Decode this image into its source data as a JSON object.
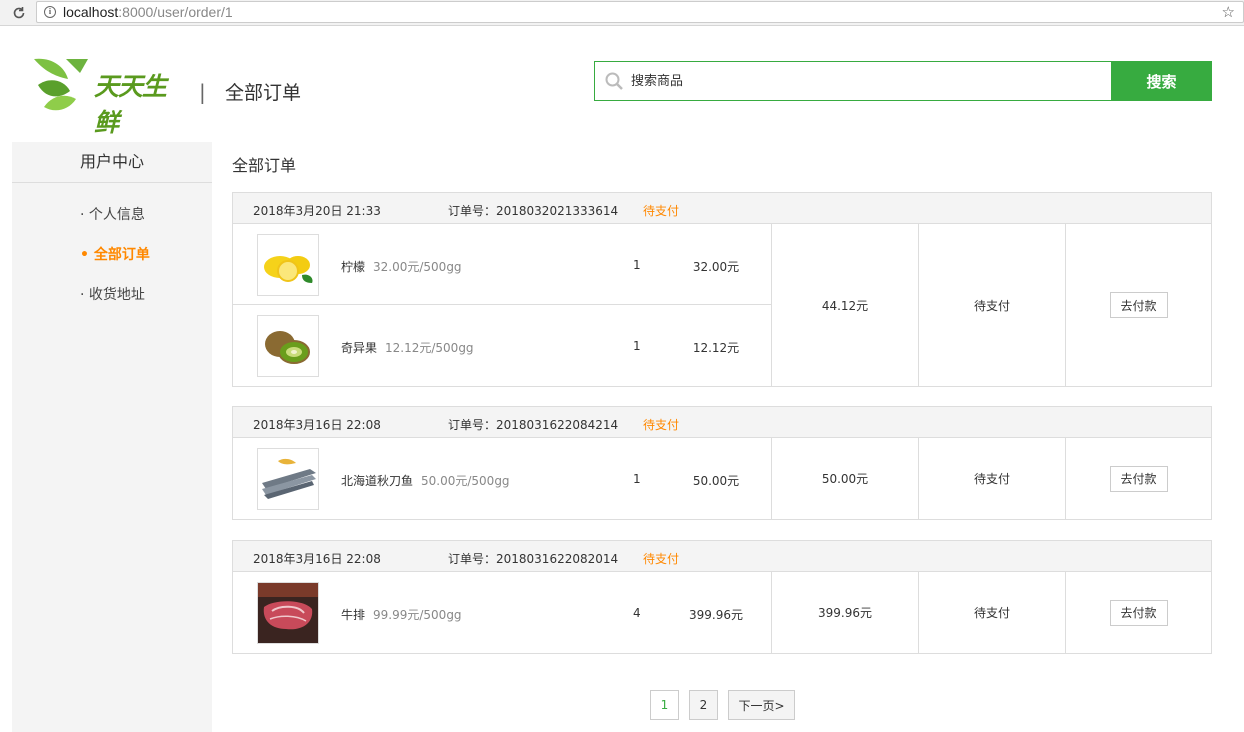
{
  "browser": {
    "url_host": "localhost",
    "url_path": ":8000/user/order/1"
  },
  "header": {
    "logo_text": "天天生鲜",
    "divider": "|",
    "title": "全部订单"
  },
  "search": {
    "placeholder": "搜索商品",
    "button_label": "搜索"
  },
  "sidebar": {
    "title": "用户中心",
    "items": [
      {
        "label": "· 个人信息",
        "active": false
      },
      {
        "label": "• 全部订单",
        "active": true
      },
      {
        "label": "· 收货地址",
        "active": false
      }
    ]
  },
  "main": {
    "title": "全部订单"
  },
  "orders": [
    {
      "date": "2018年3月20日 21:33",
      "order_no": "订单号：2018032021333614",
      "status_head": "待支付",
      "total": "44.12元",
      "status": "待支付",
      "action": "去付款",
      "items": [
        {
          "name": "柠檬",
          "price": "32.00元/500gg",
          "qty": "1",
          "subtotal": "32.00元",
          "image": "lemon"
        },
        {
          "name": "奇异果",
          "price": "12.12元/500gg",
          "qty": "1",
          "subtotal": "12.12元",
          "image": "kiwi"
        }
      ]
    },
    {
      "date": "2018年3月16日 22:08",
      "order_no": "订单号：2018031622084214",
      "status_head": "待支付",
      "total": "50.00元",
      "status": "待支付",
      "action": "去付款",
      "items": [
        {
          "name": "北海道秋刀鱼",
          "price": "50.00元/500gg",
          "qty": "1",
          "subtotal": "50.00元",
          "image": "fish"
        }
      ]
    },
    {
      "date": "2018年3月16日 22:08",
      "order_no": "订单号：2018031622082014",
      "status_head": "待支付",
      "total": "399.96元",
      "status": "待支付",
      "action": "去付款",
      "items": [
        {
          "name": "牛排",
          "price": "99.99元/500gg",
          "qty": "4",
          "subtotal": "399.96元",
          "image": "steak"
        }
      ]
    }
  ],
  "pagination": {
    "pages": [
      "1",
      "2"
    ],
    "current": "1",
    "next_label": "下一页>"
  },
  "colors": {
    "accent": "#37ab40",
    "status": "#ff8800"
  }
}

* * * * *

What is required » Leave the pictures out and reproduce each record exactly as written.

Task answer »
Decode this image into its source data as a JSON object.
{
  "browser": {
    "url_host": "localhost",
    "url_path": ":8000/user/order/1"
  },
  "header": {
    "logo_text": "天天生鲜",
    "divider": "|",
    "title": "全部订单"
  },
  "search": {
    "placeholder": "搜索商品",
    "button_label": "搜索"
  },
  "sidebar": {
    "title": "用户中心",
    "items": [
      {
        "label": "· 个人信息",
        "active": false
      },
      {
        "label": "• 全部订单",
        "active": true
      },
      {
        "label": "· 收货地址",
        "active": false
      }
    ]
  },
  "main": {
    "title": "全部订单"
  },
  "orders": [
    {
      "date": "2018年3月20日 21:33",
      "order_no": "订单号：2018032021333614",
      "status_head": "待支付",
      "total": "44.12元",
      "status": "待支付",
      "action": "去付款",
      "items": [
        {
          "name": "柠檬",
          "price": "32.00元/500gg",
          "qty": "1",
          "subtotal": "32.00元",
          "image": "lemon"
        },
        {
          "name": "奇异果",
          "price": "12.12元/500gg",
          "qty": "1",
          "subtotal": "12.12元",
          "image": "kiwi"
        }
      ]
    },
    {
      "date": "2018年3月16日 22:08",
      "order_no": "订单号：2018031622084214",
      "status_head": "待支付",
      "total": "50.00元",
      "status": "待支付",
      "action": "去付款",
      "items": [
        {
          "name": "北海道秋刀鱼",
          "price": "50.00元/500gg",
          "qty": "1",
          "subtotal": "50.00元",
          "image": "fish"
        }
      ]
    },
    {
      "date": "2018年3月16日 22:08",
      "order_no": "订单号：2018031622082014",
      "status_head": "待支付",
      "total": "399.96元",
      "status": "待支付",
      "action": "去付款",
      "items": [
        {
          "name": "牛排",
          "price": "99.99元/500gg",
          "qty": "4",
          "subtotal": "399.96元",
          "image": "steak"
        }
      ]
    }
  ],
  "pagination": {
    "pages": [
      "1",
      "2"
    ],
    "current": "1",
    "next_label": "下一页>"
  },
  "colors": {
    "accent": "#37ab40",
    "status": "#ff8800"
  }
}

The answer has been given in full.